(Source records)
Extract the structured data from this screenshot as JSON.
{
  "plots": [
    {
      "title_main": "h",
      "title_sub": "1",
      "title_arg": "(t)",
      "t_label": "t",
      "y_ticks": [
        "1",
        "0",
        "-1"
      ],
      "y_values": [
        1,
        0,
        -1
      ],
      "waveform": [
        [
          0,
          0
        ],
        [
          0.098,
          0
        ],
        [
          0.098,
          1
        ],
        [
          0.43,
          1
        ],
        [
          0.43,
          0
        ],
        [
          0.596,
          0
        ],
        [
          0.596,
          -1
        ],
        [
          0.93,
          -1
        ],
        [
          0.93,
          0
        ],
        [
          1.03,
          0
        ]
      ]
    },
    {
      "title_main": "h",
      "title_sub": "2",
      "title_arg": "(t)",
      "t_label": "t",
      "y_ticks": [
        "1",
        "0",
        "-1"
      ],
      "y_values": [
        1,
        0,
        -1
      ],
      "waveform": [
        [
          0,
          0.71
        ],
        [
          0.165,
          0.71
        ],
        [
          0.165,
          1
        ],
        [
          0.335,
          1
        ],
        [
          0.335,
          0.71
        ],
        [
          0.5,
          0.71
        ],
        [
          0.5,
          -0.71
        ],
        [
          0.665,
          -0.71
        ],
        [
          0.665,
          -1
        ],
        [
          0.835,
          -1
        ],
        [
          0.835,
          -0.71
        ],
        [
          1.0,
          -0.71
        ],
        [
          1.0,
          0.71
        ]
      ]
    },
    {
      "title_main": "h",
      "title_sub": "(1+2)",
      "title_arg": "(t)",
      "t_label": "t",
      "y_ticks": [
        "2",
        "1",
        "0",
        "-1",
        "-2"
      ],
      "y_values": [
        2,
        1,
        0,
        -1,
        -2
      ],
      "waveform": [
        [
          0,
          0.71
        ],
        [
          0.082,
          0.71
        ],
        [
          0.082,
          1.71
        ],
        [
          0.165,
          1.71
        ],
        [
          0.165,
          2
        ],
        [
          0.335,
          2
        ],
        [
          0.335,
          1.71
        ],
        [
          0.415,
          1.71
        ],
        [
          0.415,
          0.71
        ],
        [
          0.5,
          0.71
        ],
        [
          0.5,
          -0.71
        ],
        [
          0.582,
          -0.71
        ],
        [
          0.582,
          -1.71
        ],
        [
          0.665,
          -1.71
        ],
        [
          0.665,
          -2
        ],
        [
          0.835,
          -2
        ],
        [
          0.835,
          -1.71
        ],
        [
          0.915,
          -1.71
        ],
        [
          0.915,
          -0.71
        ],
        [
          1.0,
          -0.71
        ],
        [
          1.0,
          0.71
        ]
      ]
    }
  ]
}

Exercise.
Repeat each record exactly. Omit nothing.

The answer.
Extract the structured data from this screenshot as JSON.
{
  "plots": [
    {
      "title_main": "h",
      "title_sub": "1",
      "title_arg": "(t)",
      "t_label": "t",
      "y_ticks": [
        "1",
        "0",
        "-1"
      ],
      "y_values": [
        1,
        0,
        -1
      ],
      "waveform": [
        [
          0,
          0
        ],
        [
          0.098,
          0
        ],
        [
          0.098,
          1
        ],
        [
          0.43,
          1
        ],
        [
          0.43,
          0
        ],
        [
          0.596,
          0
        ],
        [
          0.596,
          -1
        ],
        [
          0.93,
          -1
        ],
        [
          0.93,
          0
        ],
        [
          1.03,
          0
        ]
      ]
    },
    {
      "title_main": "h",
      "title_sub": "2",
      "title_arg": "(t)",
      "t_label": "t",
      "y_ticks": [
        "1",
        "0",
        "-1"
      ],
      "y_values": [
        1,
        0,
        -1
      ],
      "waveform": [
        [
          0,
          0.71
        ],
        [
          0.165,
          0.71
        ],
        [
          0.165,
          1
        ],
        [
          0.335,
          1
        ],
        [
          0.335,
          0.71
        ],
        [
          0.5,
          0.71
        ],
        [
          0.5,
          -0.71
        ],
        [
          0.665,
          -0.71
        ],
        [
          0.665,
          -1
        ],
        [
          0.835,
          -1
        ],
        [
          0.835,
          -0.71
        ],
        [
          1.0,
          -0.71
        ],
        [
          1.0,
          0.71
        ]
      ]
    },
    {
      "title_main": "h",
      "title_sub": "(1+2)",
      "title_arg": "(t)",
      "t_label": "t",
      "y_ticks": [
        "2",
        "1",
        "0",
        "-1",
        "-2"
      ],
      "y_values": [
        2,
        1,
        0,
        -1,
        -2
      ],
      "waveform": [
        [
          0,
          0.71
        ],
        [
          0.082,
          0.71
        ],
        [
          0.082,
          1.71
        ],
        [
          0.165,
          1.71
        ],
        [
          0.165,
          2
        ],
        [
          0.335,
          2
        ],
        [
          0.335,
          1.71
        ],
        [
          0.415,
          1.71
        ],
        [
          0.415,
          0.71
        ],
        [
          0.5,
          0.71
        ],
        [
          0.5,
          -0.71
        ],
        [
          0.582,
          -0.71
        ],
        [
          0.582,
          -1.71
        ],
        [
          0.665,
          -1.71
        ],
        [
          0.665,
          -2
        ],
        [
          0.835,
          -2
        ],
        [
          0.835,
          -1.71
        ],
        [
          0.915,
          -1.71
        ],
        [
          0.915,
          -0.71
        ],
        [
          1.0,
          -0.71
        ],
        [
          1.0,
          0.71
        ]
      ]
    }
  ]
}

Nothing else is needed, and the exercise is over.